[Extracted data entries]
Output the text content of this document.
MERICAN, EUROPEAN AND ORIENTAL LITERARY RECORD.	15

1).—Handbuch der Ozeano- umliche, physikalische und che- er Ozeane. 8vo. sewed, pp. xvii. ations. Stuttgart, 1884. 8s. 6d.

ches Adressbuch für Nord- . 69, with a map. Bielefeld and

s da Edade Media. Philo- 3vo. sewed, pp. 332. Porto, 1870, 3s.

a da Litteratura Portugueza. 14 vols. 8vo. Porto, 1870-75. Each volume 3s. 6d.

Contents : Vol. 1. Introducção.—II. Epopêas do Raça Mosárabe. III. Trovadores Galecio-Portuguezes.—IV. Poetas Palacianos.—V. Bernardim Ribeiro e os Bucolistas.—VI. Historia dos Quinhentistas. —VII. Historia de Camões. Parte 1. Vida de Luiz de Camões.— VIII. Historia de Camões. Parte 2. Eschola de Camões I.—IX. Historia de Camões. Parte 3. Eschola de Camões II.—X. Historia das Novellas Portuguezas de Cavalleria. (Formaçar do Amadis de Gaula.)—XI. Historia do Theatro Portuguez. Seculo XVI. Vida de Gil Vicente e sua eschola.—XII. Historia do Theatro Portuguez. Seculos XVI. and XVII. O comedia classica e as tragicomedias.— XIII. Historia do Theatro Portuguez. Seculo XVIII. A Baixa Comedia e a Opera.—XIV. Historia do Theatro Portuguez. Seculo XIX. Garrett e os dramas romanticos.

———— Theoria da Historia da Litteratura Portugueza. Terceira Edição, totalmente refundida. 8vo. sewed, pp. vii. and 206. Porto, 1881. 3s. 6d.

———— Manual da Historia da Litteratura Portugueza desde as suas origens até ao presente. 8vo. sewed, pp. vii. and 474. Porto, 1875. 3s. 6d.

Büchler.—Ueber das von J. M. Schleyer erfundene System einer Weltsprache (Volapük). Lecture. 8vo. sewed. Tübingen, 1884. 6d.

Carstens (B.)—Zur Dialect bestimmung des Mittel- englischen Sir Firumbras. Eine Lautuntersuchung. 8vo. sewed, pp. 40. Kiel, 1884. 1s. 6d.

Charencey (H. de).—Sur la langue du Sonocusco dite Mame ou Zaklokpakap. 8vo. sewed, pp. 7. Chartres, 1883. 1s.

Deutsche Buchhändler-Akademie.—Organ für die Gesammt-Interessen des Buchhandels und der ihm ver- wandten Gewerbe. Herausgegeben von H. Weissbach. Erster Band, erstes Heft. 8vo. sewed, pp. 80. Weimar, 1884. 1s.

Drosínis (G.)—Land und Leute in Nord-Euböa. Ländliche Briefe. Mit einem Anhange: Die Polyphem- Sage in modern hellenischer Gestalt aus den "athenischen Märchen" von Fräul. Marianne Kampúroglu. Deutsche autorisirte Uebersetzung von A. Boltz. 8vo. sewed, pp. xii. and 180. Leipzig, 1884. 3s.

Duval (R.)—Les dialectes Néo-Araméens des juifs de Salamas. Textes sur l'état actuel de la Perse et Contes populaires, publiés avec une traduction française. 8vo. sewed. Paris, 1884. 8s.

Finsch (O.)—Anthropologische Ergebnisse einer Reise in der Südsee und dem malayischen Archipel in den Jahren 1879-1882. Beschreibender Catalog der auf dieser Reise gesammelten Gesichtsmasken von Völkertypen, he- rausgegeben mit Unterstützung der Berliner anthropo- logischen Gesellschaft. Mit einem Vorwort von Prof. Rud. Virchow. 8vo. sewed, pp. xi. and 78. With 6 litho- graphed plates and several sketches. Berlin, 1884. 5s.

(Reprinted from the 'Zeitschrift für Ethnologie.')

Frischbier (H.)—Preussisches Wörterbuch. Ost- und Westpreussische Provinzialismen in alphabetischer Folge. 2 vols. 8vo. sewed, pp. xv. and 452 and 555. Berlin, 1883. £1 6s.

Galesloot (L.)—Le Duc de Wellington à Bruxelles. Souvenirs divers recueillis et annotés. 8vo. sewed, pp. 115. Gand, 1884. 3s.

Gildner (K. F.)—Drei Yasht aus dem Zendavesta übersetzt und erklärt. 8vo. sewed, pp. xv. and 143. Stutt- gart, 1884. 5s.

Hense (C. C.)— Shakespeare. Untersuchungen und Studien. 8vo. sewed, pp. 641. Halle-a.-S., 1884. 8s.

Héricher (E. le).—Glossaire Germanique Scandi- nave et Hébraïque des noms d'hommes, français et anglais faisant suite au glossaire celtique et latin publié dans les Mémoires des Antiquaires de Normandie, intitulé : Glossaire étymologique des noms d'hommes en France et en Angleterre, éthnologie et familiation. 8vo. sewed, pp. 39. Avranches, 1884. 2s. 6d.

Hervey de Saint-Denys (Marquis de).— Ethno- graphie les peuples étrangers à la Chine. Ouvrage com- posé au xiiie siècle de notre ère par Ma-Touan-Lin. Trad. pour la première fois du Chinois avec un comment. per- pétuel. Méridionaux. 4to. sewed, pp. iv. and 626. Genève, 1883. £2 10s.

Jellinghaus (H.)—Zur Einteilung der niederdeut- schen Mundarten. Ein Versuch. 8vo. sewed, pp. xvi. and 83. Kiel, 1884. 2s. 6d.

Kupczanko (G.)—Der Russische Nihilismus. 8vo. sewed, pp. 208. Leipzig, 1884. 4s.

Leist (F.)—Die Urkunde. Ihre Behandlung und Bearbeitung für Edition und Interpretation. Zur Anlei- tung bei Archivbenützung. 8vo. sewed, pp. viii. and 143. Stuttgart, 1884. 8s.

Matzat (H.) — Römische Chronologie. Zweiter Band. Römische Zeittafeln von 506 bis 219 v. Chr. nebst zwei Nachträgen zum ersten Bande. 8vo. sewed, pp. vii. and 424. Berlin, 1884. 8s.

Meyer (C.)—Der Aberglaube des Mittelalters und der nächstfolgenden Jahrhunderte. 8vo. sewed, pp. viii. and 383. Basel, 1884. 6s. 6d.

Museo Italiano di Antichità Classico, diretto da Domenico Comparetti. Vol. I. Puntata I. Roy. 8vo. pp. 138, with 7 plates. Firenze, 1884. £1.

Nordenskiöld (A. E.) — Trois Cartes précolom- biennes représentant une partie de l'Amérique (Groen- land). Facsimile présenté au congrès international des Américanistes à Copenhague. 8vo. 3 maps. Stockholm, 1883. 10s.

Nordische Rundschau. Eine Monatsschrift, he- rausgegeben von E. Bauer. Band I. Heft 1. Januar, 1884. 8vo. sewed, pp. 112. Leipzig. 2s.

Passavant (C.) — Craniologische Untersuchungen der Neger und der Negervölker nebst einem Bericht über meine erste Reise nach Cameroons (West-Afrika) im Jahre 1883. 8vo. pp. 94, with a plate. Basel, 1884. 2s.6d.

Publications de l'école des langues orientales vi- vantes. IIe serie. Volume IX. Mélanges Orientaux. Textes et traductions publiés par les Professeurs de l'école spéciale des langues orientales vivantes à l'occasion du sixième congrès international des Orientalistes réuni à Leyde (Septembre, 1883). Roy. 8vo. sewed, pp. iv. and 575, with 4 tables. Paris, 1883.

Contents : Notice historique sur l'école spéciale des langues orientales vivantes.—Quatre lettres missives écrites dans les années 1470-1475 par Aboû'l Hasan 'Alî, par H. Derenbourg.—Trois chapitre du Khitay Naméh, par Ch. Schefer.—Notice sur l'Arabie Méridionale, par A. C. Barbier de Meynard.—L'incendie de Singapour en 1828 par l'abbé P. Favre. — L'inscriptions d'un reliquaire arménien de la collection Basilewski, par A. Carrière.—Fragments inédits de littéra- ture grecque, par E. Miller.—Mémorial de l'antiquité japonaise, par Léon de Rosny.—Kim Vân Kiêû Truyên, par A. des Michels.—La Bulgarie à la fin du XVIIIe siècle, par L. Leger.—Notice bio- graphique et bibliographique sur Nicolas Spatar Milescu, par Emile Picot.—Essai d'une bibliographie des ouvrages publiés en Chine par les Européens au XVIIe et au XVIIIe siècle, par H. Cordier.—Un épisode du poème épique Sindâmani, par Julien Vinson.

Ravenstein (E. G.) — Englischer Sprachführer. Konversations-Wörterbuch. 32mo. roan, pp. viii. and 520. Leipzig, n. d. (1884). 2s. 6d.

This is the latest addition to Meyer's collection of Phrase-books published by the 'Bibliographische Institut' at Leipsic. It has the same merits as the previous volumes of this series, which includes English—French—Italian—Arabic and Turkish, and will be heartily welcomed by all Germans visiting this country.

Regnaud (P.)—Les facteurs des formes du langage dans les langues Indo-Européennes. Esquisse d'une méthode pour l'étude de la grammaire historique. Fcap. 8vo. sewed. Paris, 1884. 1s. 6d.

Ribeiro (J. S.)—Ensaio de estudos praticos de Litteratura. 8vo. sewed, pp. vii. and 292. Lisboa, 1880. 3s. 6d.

| WRITTEN EXERCISE |
Some lines of the records may hold the word "Basel". How many do? Answer with a number and nothing else.

| SOLVED EXERCISE |
2